### Short problem
Make an exact copy of all the data.
Begin
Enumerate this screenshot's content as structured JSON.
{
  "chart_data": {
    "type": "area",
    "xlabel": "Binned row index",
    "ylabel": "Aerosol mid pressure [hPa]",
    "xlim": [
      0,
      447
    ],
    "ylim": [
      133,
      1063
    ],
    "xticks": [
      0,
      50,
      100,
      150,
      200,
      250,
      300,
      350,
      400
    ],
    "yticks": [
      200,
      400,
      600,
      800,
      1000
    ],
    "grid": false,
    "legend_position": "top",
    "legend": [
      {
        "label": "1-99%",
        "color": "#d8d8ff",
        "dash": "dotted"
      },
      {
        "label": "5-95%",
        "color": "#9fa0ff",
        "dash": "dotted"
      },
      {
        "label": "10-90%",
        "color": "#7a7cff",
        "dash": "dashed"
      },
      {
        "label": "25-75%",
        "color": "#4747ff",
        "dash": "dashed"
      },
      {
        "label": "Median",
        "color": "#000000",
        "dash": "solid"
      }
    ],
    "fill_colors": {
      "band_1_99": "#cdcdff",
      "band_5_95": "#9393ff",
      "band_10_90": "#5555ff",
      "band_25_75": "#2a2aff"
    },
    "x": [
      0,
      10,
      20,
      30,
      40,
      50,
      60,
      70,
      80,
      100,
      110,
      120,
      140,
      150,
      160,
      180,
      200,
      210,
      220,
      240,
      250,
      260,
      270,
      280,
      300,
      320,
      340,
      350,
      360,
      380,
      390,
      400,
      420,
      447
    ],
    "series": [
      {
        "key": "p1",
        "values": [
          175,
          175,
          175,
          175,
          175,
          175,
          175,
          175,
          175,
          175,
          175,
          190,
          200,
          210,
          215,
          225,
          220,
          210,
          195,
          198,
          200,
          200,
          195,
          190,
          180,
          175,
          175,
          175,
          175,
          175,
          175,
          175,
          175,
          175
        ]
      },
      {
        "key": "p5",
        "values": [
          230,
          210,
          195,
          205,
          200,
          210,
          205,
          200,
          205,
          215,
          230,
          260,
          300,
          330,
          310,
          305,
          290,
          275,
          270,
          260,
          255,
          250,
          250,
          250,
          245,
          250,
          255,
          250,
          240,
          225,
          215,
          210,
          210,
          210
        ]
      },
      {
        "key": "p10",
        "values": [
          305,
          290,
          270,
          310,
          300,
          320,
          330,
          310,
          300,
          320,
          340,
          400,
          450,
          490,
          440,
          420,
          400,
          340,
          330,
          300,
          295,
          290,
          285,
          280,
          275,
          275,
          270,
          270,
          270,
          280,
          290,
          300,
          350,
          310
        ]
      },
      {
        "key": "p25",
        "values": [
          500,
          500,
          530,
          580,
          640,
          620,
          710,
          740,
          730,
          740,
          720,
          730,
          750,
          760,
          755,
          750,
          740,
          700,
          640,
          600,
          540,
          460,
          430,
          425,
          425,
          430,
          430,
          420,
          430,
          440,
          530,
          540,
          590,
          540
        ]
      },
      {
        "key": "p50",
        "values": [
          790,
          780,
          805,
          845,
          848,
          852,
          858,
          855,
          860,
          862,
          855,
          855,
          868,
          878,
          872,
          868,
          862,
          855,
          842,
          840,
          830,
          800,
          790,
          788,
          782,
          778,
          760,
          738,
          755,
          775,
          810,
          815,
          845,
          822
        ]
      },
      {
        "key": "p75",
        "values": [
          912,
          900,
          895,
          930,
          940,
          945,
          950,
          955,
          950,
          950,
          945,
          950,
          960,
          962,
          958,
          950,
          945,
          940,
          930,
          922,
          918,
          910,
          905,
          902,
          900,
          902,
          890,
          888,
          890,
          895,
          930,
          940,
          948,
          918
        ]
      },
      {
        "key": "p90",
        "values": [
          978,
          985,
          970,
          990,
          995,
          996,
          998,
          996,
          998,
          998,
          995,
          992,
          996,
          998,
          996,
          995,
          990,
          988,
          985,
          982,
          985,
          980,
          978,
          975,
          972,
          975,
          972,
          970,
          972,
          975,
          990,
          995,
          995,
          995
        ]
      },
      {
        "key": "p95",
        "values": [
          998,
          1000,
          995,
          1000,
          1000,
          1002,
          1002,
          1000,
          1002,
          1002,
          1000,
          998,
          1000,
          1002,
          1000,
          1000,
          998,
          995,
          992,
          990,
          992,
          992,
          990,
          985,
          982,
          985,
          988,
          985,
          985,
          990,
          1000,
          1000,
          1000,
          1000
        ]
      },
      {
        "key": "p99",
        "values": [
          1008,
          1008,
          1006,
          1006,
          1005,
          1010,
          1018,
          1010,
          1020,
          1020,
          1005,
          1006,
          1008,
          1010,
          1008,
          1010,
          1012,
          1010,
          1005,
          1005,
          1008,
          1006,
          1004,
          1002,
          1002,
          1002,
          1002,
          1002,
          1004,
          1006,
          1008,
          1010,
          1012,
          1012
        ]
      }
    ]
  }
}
End
### Task response
Enumerate this screenshot's content as structured JSON.
{
  "chart_data": {
    "type": "area",
    "xlabel": "Binned row index",
    "ylabel": "Aerosol mid pressure [hPa]",
    "xlim": [
      0,
      447
    ],
    "ylim": [
      133,
      1063
    ],
    "xticks": [
      0,
      50,
      100,
      150,
      200,
      250,
      300,
      350,
      400
    ],
    "yticks": [
      200,
      400,
      600,
      800,
      1000
    ],
    "grid": false,
    "legend_position": "top",
    "legend": [
      {
        "label": "1-99%",
        "color": "#d8d8ff",
        "dash": "dotted"
      },
      {
        "label": "5-95%",
        "color": "#9fa0ff",
        "dash": "dotted"
      },
      {
        "label": "10-90%",
        "color": "#7a7cff",
        "dash": "dashed"
      },
      {
        "label": "25-75%",
        "color": "#4747ff",
        "dash": "dashed"
      },
      {
        "label": "Median",
        "color": "#000000",
        "dash": "solid"
      }
    ],
    "fill_colors": {
      "band_1_99": "#cdcdff",
      "band_5_95": "#9393ff",
      "band_10_90": "#5555ff",
      "band_25_75": "#2a2aff"
    },
    "x": [
      0,
      10,
      20,
      30,
      40,
      50,
      60,
      70,
      80,
      100,
      110,
      120,
      140,
      150,
      160,
      180,
      200,
      210,
      220,
      240,
      250,
      260,
      270,
      280,
      300,
      320,
      340,
      350,
      360,
      380,
      390,
      400,
      420,
      447
    ],
    "series": [
      {
        "key": "p1",
        "values": [
          175,
          175,
          175,
          175,
          175,
          175,
          175,
          175,
          175,
          175,
          175,
          190,
          200,
          210,
          215,
          225,
          220,
          210,
          195,
          198,
          200,
          200,
          195,
          190,
          180,
          175,
          175,
          175,
          175,
          175,
          175,
          175,
          175,
          175
        ]
      },
      {
        "key": "p5",
        "values": [
          230,
          210,
          195,
          205,
          200,
          210,
          205,
          200,
          205,
          215,
          230,
          260,
          300,
          330,
          310,
          305,
          290,
          275,
          270,
          260,
          255,
          250,
          250,
          250,
          245,
          250,
          255,
          250,
          240,
          225,
          215,
          210,
          210,
          210
        ]
      },
      {
        "key": "p10",
        "values": [
          305,
          290,
          270,
          310,
          300,
          320,
          330,
          310,
          300,
          320,
          340,
          400,
          450,
          490,
          440,
          420,
          400,
          340,
          330,
          300,
          295,
          290,
          285,
          280,
          275,
          275,
          270,
          270,
          270,
          280,
          290,
          300,
          350,
          310
        ]
      },
      {
        "key": "p25",
        "values": [
          500,
          500,
          530,
          580,
          640,
          620,
          710,
          740,
          730,
          740,
          720,
          730,
          750,
          760,
          755,
          750,
          740,
          700,
          640,
          600,
          540,
          460,
          430,
          425,
          425,
          430,
          430,
          420,
          430,
          440,
          530,
          540,
          590,
          540
        ]
      },
      {
        "key": "p50",
        "values": [
          790,
          780,
          805,
          845,
          848,
          852,
          858,
          855,
          860,
          862,
          855,
          855,
          868,
          878,
          872,
          868,
          862,
          855,
          842,
          840,
          830,
          800,
          790,
          788,
          782,
          778,
          760,
          738,
          755,
          775,
          810,
          815,
          845,
          822
        ]
      },
      {
        "key": "p75",
        "values": [
          912,
          900,
          895,
          930,
          940,
          945,
          950,
          955,
          950,
          950,
          945,
          950,
          960,
          962,
          958,
          950,
          945,
          940,
          930,
          922,
          918,
          910,
          905,
          902,
          900,
          902,
          890,
          888,
          890,
          895,
          930,
          940,
          948,
          918
        ]
      },
      {
        "key": "p90",
        "values": [
          978,
          985,
          970,
          990,
          995,
          996,
          998,
          996,
          998,
          998,
          995,
          992,
          996,
          998,
          996,
          995,
          990,
          988,
          985,
          982,
          985,
          980,
          978,
          975,
          972,
          975,
          972,
          970,
          972,
          975,
          990,
          995,
          995,
          995
        ]
      },
      {
        "key": "p95",
        "values": [
          998,
          1000,
          995,
          1000,
          1000,
          1002,
          1002,
          1000,
          1002,
          1002,
          1000,
          998,
          1000,
          1002,
          1000,
          1000,
          998,
          995,
          992,
          990,
          992,
          992,
          990,
          985,
          982,
          985,
          988,
          985,
          985,
          990,
          1000,
          1000,
          1000,
          1000
        ]
      },
      {
        "key": "p99",
        "values": [
          1008,
          1008,
          1006,
          1006,
          1005,
          1010,
          1018,
          1010,
          1020,
          1020,
          1005,
          1006,
          1008,
          1010,
          1008,
          1010,
          1012,
          1010,
          1005,
          1005,
          1008,
          1006,
          1004,
          1002,
          1002,
          1002,
          1002,
          1002,
          1004,
          1006,
          1008,
          1010,
          1012,
          1012
        ]
      }
    ]
  }
}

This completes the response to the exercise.